(Exercise task):
In the listing below, copy out everything from the line containing "price-data-label: R$ 453,031" down to the line containing "nov-x-tick-label: 22 —", both included, leaving each line unchanged.

(Available records):
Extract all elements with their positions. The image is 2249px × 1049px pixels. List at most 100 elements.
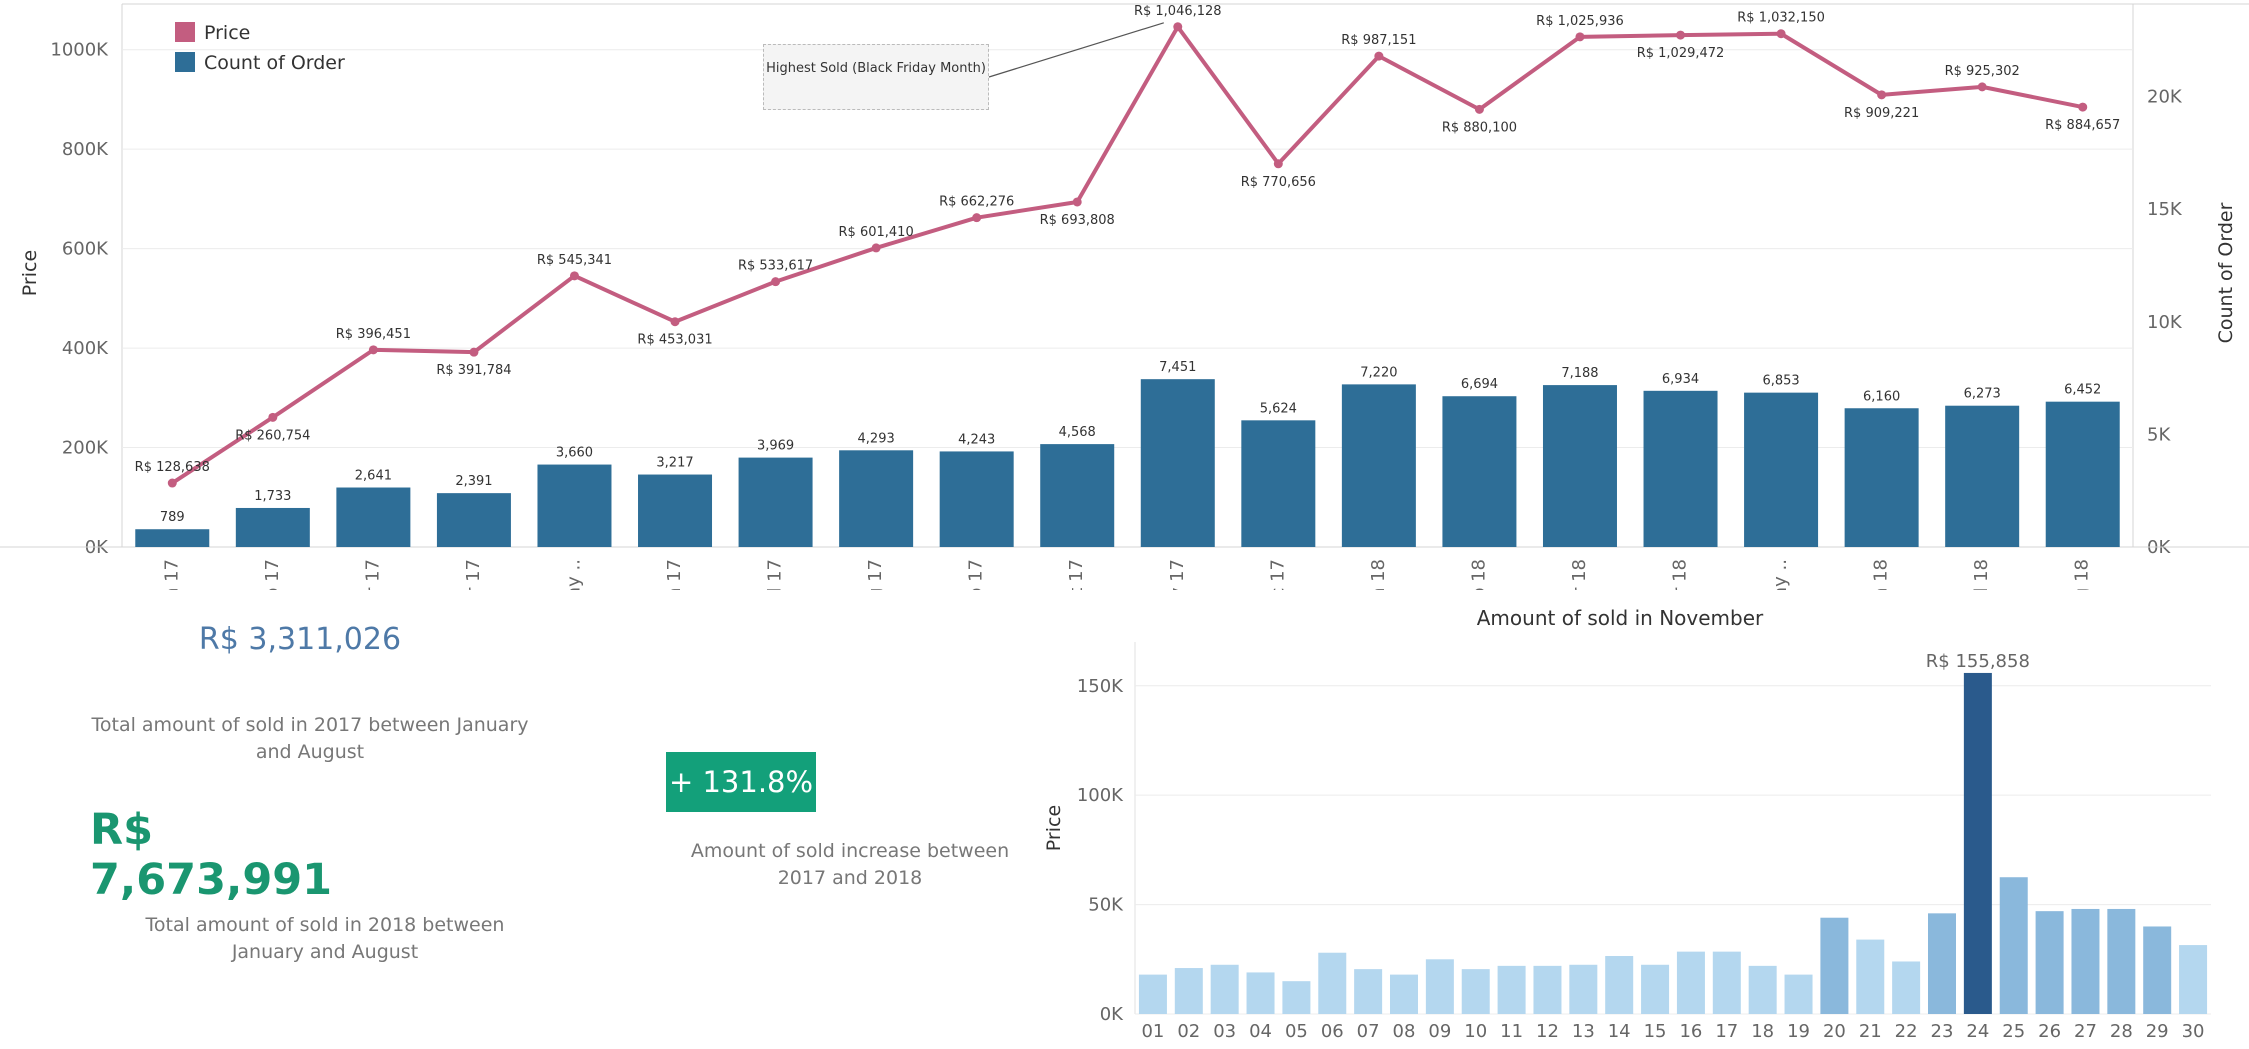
price-data-label: R$ 453,031 — [637, 333, 712, 348]
nov-x-tick-label: 16 — [1679, 1021, 1702, 1042]
price-point — [771, 277, 781, 287]
y-tick-label: 800K — [62, 139, 109, 160]
nov-x-tick-label: 04 — [1249, 1021, 1272, 1042]
price-line — [171, 24, 2084, 485]
nov-x-tick-label: 14 — [1608, 1021, 1631, 1042]
nov-x-tick-label: 30 — [2182, 1021, 2205, 1042]
nov-y-tick-label: 0K — [1100, 1004, 1124, 1025]
x-tick-label: Dec 17 — [1267, 559, 1288, 590]
price-data-label: R$ 884,657 — [2045, 118, 2120, 133]
x-tick-label: Apr 17 — [463, 559, 484, 590]
order-data-label: 6,694 — [1461, 377, 1498, 392]
nov-day-bar — [2143, 926, 2172, 1014]
nov-x-tick-label: 07 — [1357, 1021, 1380, 1042]
nov-x-tick-label: 02 — [1177, 1021, 1200, 1042]
nov-day-bar — [1928, 913, 1956, 1014]
nov-day-bar — [1246, 972, 1275, 1014]
x-tick-label: May .. — [563, 559, 584, 590]
order-bar — [1241, 420, 1316, 547]
nov-day-bar — [1676, 951, 1705, 1014]
order-bar — [436, 493, 511, 547]
order-bar — [1442, 396, 1517, 547]
nov-x-tick-label: 17 — [1715, 1021, 1738, 1042]
y2-tick-label: 15K — [2147, 199, 2183, 220]
nov-day-bar — [1605, 956, 1634, 1014]
black-friday-annotation: Highest Sold (Black Friday Month) — [763, 44, 989, 110]
price-point — [1575, 32, 1585, 42]
nov-x-tick-label: 22 — [1895, 1021, 1918, 1042]
nov-day-bar — [1318, 952, 1347, 1014]
y-tick-label: 400K — [62, 338, 109, 359]
nov-day-bar — [1856, 939, 1885, 1014]
price-data-label: R$ 770,656 — [1241, 175, 1316, 190]
nov-x-tick-label: 09 — [1428, 1021, 1451, 1042]
increase-badge: + 131.8% — [666, 752, 816, 812]
legend-swatch — [175, 52, 195, 72]
nov-day-bar — [1210, 964, 1239, 1014]
nov-day-bar — [1497, 965, 1526, 1014]
nov-x-tick-label: 23 — [1931, 1021, 1954, 1042]
order-data-label: 2,391 — [455, 474, 492, 489]
nov-x-tick-label: 06 — [1321, 1021, 1344, 1042]
price-data-label: R$ 909,221 — [1844, 106, 1919, 121]
nov-day-bar — [1174, 968, 1203, 1014]
order-bar — [839, 450, 914, 547]
nov-x-tick-label: 20 — [1823, 1021, 1846, 1042]
x-tick-label: Mar 17 — [362, 559, 383, 590]
order-data-label: 4,568 — [1059, 425, 1096, 440]
price-data-label: R$ 391,784 — [436, 363, 511, 378]
order-data-label: 3,660 — [556, 446, 593, 461]
nov-x-tick-label: 12 — [1536, 1021, 1559, 1042]
price-point — [1173, 22, 1183, 32]
order-bar — [738, 457, 813, 547]
order-bar — [1542, 385, 1617, 547]
nov-peak-label: R$ 155,858 — [1926, 651, 2030, 672]
nov-y-tick-label: 100K — [1077, 785, 1124, 806]
nov-x-tick-label: 11 — [1500, 1021, 1523, 1042]
nov-day-bar — [2107, 908, 2136, 1014]
x-tick-label: Oct 17 — [1066, 559, 1087, 590]
price-data-label: R$ 545,341 — [537, 253, 612, 268]
order-data-label: 6,934 — [1662, 372, 1699, 387]
order-bar — [1341, 384, 1416, 547]
order-data-label: 3,217 — [656, 456, 693, 471]
nov-x-tick-label: 26 — [2038, 1021, 2061, 1042]
nov-x-tick-label: 28 — [2110, 1021, 2133, 1042]
order-data-label: 6,853 — [1762, 374, 1799, 389]
november-chart-title: Amount of sold in November — [1476, 606, 1764, 630]
nov-day-bar — [1569, 964, 1598, 1014]
order-data-label: 3,969 — [757, 439, 794, 454]
price-point — [1676, 30, 1686, 40]
price-point — [469, 347, 479, 357]
order-data-label: 2,641 — [355, 469, 392, 484]
total-2017-value: R$ 3,311,026 — [198, 622, 402, 657]
price-data-label: R$ 533,617 — [738, 259, 813, 274]
y-axis-title: Price — [19, 250, 41, 296]
order-bar — [336, 487, 411, 547]
order-data-label: 7,451 — [1159, 360, 1196, 375]
order-data-label: 4,243 — [958, 432, 995, 447]
order-bar — [1140, 379, 1215, 547]
nov-x-tick-label: 18 — [1751, 1021, 1774, 1042]
total-2017-label: Total amount of sold in 2017 between Jan… — [91, 714, 529, 763]
order-bar — [2045, 401, 2120, 547]
x-tick-label: Jun 17 — [664, 559, 685, 590]
nov-day-bar — [1390, 974, 1418, 1014]
nov-x-tick-label: 01 — [1141, 1021, 1164, 1042]
total-2018-value: R$ 7,673,991 — [90, 805, 333, 905]
nov-day-bar — [1641, 964, 1670, 1014]
total-2018-label: Total amount of sold in 2018 between Jan… — [145, 914, 505, 963]
nov-x-tick-label: 10 — [1464, 1021, 1487, 1042]
nov-day-bar — [1963, 672, 1992, 1014]
x-tick-label: May .. — [1770, 559, 1791, 590]
order-bar — [1945, 405, 2020, 547]
x-tick-label: Jun 18 — [1871, 559, 1892, 590]
nov-day-bar — [1461, 969, 1490, 1014]
nov-x-tick-label: 13 — [1572, 1021, 1595, 1042]
order-bar — [1040, 444, 1115, 547]
x-tick-label: Aug 17 — [865, 559, 886, 590]
x-tick-label: Mar 18 — [1569, 559, 1590, 590]
price-data-label: R$ 662,276 — [939, 195, 1014, 210]
nov-day-bar — [1533, 965, 1562, 1014]
monthly-price-orders-chart: 0K200K400K600K800K1000K0K5K10K15K20KPric… — [0, 3, 2249, 590]
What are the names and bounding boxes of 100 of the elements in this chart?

(Correct answer):
price-data-label: R$ 453,031 — [637, 333, 712, 348]
nov-x-tick-label: 16 — [1679, 1021, 1702, 1042]
price-point — [771, 277, 781, 287]
y-tick-label: 800K — [62, 139, 109, 160]
nov-x-tick-label: 04 — [1249, 1021, 1272, 1042]
price-line — [171, 24, 2084, 485]
nov-x-tick-label: 14 — [1608, 1021, 1631, 1042]
nov-x-tick-label: 30 — [2182, 1021, 2205, 1042]
nov-y-tick-label: 0K — [1100, 1004, 1124, 1025]
x-tick-label: Dec 17 — [1267, 559, 1288, 590]
price-data-label: R$ 884,657 — [2045, 118, 2120, 133]
x-tick-label: Apr 17 — [463, 559, 484, 590]
order-data-label: 6,694 — [1461, 377, 1498, 392]
nov-day-bar — [2143, 926, 2172, 1014]
nov-x-tick-label: 07 — [1357, 1021, 1380, 1042]
nov-x-tick-label: 02 — [1177, 1021, 1200, 1042]
nov-day-bar — [1928, 913, 1956, 1014]
nov-day-bar — [1246, 972, 1275, 1014]
x-tick-label: May .. — [563, 559, 584, 590]
order-bar — [1241, 420, 1316, 547]
nov-day-bar — [1676, 951, 1705, 1014]
order-bar — [436, 493, 511, 547]
order-bar — [1442, 396, 1517, 547]
nov-x-tick-label: 17 — [1715, 1021, 1738, 1042]
y2-tick-label: 15K — [2147, 199, 2183, 220]
nov-day-bar — [1605, 956, 1634, 1014]
black-friday-annotation: Highest Sold (Black Friday Month) — [763, 44, 989, 110]
price-point — [1575, 32, 1585, 42]
nov-x-tick-label: 22 — [1895, 1021, 1918, 1042]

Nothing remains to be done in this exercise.